[begin Provided data]

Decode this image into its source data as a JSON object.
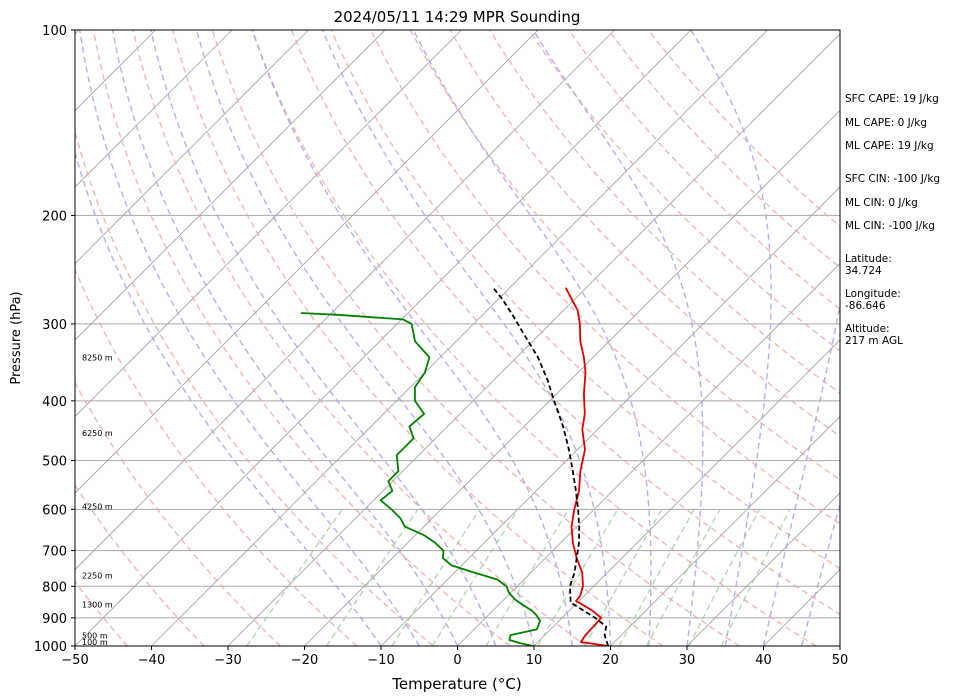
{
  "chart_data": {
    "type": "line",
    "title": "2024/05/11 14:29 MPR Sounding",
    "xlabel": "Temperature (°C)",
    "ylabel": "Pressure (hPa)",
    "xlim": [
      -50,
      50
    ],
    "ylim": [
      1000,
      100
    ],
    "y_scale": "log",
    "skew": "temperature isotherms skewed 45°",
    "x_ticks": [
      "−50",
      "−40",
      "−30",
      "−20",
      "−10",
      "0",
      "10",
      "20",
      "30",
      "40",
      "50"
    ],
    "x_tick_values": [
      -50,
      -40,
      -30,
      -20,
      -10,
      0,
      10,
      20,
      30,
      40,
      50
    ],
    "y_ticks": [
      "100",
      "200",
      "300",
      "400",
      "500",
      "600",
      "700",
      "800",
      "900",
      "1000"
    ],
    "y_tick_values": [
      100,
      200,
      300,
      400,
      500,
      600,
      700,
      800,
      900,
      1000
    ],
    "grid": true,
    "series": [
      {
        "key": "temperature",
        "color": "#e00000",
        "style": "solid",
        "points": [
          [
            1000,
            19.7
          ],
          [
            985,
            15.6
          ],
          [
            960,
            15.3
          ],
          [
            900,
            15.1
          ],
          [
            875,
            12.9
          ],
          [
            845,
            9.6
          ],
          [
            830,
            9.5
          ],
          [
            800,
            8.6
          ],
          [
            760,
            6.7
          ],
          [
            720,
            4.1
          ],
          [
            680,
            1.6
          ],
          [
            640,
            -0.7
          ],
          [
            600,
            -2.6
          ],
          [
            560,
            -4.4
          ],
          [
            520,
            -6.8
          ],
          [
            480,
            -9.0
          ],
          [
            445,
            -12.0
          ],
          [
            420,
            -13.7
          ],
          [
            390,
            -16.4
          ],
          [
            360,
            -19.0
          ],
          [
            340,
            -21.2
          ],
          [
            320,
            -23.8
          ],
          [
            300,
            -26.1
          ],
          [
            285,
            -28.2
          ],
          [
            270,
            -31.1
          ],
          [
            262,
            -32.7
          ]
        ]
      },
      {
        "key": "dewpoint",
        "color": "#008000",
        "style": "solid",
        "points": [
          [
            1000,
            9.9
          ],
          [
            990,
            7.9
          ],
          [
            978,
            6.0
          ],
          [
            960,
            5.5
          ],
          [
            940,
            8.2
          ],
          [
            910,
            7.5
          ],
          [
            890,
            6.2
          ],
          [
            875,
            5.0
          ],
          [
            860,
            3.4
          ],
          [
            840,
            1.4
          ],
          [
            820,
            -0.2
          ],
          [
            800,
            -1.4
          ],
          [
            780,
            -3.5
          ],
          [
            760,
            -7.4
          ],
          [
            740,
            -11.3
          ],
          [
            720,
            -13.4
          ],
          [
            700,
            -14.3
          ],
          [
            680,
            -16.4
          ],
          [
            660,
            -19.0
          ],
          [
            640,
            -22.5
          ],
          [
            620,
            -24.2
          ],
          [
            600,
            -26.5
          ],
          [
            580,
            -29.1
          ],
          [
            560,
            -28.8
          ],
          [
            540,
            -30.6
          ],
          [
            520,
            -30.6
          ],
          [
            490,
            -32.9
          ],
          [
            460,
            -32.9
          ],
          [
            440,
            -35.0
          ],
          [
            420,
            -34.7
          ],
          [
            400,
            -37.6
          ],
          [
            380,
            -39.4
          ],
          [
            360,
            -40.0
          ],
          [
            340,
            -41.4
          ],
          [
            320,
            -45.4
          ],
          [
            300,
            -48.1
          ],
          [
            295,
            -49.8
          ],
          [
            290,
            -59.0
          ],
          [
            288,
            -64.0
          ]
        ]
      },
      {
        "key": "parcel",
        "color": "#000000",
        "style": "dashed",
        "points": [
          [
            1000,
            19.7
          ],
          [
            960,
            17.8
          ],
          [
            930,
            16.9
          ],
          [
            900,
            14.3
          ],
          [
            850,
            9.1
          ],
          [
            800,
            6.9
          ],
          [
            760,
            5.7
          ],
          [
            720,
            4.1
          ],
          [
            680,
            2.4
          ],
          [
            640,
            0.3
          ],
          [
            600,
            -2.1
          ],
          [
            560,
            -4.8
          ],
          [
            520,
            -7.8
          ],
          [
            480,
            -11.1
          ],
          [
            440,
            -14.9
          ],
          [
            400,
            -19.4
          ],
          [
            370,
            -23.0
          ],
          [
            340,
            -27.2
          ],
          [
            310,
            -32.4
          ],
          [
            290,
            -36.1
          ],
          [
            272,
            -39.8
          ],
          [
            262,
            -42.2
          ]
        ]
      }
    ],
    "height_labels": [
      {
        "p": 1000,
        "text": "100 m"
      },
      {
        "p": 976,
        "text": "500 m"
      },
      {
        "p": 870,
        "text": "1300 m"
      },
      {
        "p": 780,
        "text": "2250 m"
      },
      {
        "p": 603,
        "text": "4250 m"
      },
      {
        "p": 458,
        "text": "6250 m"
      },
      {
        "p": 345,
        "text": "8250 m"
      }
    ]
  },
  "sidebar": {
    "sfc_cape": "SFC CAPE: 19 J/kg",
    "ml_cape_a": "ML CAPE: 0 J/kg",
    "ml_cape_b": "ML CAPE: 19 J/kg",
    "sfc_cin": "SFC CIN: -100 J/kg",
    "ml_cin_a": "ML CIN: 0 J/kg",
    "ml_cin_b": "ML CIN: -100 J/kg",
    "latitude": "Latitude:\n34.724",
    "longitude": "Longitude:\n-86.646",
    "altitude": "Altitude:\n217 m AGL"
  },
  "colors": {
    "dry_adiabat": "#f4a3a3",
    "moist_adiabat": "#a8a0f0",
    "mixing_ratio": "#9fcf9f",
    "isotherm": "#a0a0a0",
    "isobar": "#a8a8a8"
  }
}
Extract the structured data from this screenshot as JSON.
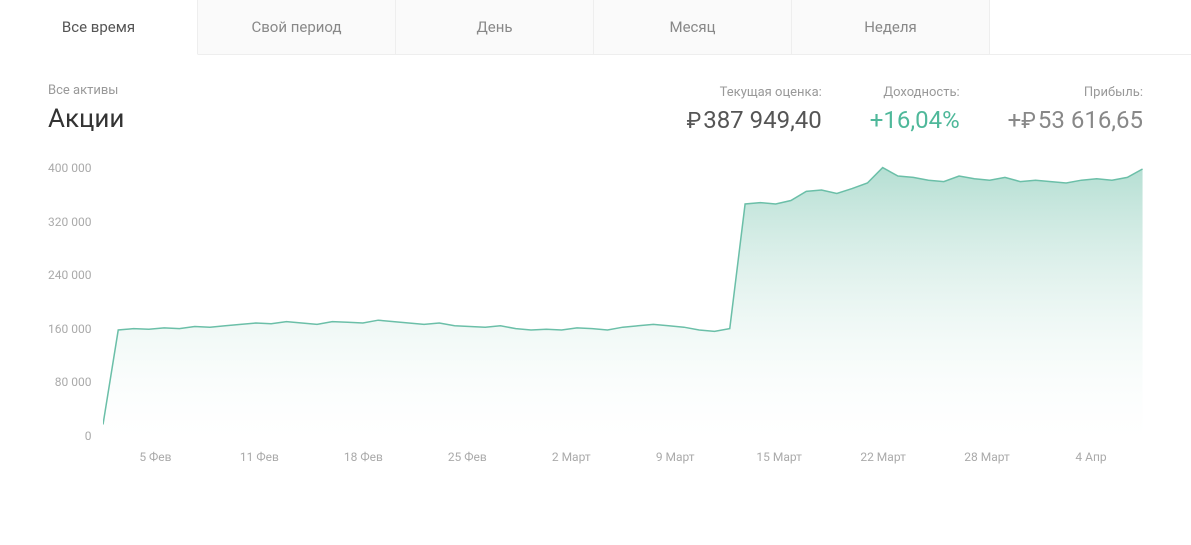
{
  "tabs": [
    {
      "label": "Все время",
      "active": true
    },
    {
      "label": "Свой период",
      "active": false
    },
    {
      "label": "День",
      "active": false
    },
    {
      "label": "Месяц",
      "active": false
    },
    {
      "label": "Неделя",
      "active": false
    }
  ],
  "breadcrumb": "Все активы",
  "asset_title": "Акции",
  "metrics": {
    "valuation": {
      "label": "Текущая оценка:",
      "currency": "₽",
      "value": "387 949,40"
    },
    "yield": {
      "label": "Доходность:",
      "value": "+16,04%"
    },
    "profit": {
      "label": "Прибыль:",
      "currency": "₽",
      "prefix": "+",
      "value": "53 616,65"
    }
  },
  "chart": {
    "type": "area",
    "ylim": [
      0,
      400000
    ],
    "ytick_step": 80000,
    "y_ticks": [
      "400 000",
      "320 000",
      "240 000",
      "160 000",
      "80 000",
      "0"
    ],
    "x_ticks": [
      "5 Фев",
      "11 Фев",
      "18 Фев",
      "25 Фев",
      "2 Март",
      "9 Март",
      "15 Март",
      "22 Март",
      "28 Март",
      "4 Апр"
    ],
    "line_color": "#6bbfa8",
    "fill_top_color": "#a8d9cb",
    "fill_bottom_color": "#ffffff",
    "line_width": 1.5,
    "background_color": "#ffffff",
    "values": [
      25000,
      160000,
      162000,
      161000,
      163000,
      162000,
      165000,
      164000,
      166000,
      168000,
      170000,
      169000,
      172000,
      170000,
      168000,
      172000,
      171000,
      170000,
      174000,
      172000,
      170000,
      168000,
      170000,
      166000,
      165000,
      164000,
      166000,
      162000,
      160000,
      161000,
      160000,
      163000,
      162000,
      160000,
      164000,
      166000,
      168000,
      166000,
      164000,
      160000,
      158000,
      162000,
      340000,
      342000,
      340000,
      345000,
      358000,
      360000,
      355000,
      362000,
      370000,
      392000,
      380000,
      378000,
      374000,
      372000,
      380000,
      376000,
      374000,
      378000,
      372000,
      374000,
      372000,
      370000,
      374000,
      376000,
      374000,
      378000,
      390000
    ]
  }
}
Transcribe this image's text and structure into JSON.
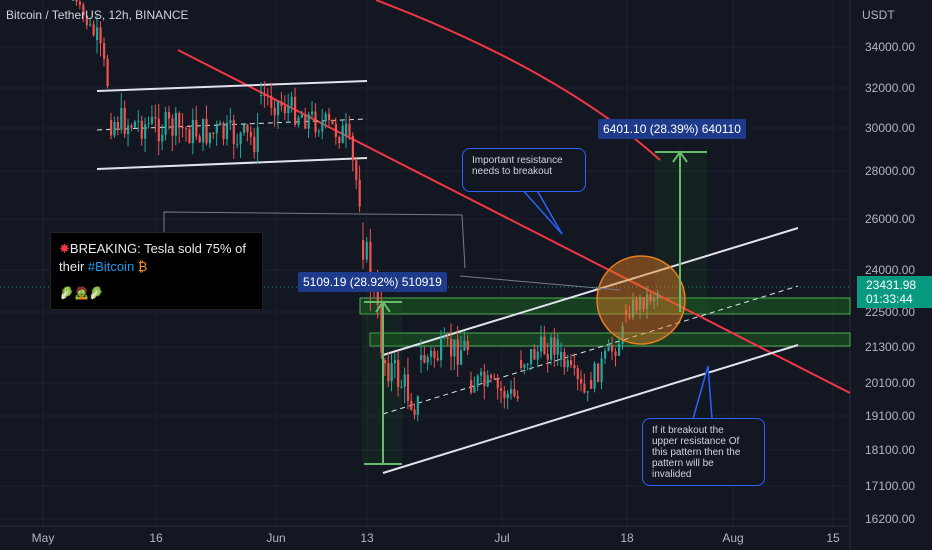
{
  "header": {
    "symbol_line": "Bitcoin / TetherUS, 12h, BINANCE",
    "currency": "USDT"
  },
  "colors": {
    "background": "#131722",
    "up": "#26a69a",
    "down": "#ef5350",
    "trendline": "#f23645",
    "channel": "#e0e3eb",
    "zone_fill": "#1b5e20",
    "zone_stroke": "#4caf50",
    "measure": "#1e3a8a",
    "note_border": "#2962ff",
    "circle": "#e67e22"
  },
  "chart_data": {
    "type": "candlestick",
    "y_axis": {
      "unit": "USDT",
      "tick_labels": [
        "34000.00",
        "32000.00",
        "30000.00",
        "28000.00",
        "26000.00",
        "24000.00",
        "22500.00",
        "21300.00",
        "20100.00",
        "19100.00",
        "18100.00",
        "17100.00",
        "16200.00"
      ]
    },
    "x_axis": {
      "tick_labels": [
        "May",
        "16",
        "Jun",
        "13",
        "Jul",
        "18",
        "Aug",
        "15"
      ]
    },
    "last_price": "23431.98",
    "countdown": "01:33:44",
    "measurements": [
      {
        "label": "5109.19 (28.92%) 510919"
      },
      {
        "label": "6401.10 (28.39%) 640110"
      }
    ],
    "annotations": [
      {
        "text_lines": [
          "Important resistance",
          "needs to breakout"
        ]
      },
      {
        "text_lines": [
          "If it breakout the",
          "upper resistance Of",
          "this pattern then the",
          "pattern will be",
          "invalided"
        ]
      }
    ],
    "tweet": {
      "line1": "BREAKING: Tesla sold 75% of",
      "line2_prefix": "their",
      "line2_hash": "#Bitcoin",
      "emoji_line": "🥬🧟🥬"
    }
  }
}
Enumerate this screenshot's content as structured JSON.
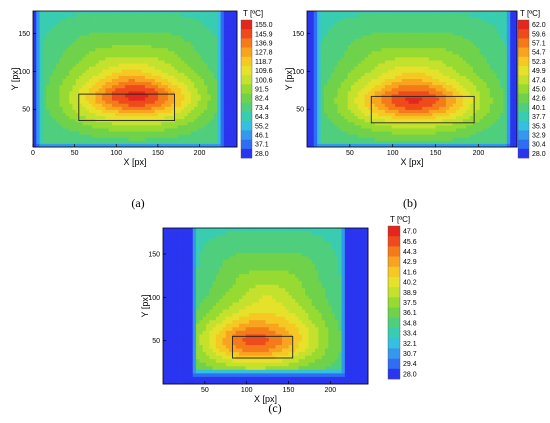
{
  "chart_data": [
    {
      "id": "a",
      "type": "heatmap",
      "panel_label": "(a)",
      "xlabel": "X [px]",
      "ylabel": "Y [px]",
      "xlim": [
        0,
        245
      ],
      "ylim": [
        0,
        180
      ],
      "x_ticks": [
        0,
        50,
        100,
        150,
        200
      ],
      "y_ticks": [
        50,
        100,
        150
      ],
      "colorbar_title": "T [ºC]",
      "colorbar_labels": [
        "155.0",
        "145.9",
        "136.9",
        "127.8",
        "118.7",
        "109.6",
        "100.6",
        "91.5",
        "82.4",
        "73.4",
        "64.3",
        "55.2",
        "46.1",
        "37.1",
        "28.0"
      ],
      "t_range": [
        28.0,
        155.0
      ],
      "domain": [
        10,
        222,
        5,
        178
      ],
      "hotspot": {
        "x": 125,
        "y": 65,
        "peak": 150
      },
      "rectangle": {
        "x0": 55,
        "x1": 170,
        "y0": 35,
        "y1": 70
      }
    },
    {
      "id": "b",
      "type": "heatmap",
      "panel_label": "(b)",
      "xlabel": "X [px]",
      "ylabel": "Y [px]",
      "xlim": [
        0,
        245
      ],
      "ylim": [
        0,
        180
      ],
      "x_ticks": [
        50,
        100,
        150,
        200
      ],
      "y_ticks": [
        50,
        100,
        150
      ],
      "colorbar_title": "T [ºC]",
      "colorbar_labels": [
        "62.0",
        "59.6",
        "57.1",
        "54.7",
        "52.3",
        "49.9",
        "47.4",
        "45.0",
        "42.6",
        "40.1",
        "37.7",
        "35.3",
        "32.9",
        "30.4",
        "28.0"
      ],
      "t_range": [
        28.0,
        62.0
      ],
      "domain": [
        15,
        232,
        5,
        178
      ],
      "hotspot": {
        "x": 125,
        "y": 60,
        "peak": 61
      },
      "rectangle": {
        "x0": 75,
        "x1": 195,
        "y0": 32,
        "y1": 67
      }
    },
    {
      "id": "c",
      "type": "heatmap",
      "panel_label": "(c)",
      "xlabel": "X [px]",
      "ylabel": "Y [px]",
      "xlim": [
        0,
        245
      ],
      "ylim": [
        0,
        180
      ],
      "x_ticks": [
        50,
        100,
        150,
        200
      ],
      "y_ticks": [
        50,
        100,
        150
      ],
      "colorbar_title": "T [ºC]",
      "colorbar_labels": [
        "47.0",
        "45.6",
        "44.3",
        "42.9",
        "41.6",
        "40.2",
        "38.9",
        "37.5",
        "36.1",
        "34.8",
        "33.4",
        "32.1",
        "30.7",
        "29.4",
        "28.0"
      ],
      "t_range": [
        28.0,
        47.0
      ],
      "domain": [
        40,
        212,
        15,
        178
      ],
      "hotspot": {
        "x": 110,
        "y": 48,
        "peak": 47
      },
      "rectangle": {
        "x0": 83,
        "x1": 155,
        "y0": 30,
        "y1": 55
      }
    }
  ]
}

[end Provided data]

_What you will do_
Find the lines containing "JSON" and list every one of them.

_Solved problem_
Decode this image into its source data as a JSON object.
Extract the structured data from this screenshot as JSON.
Transcribe this image's text and structure into JSON.
Enumerate this screenshot's content as structured JSON.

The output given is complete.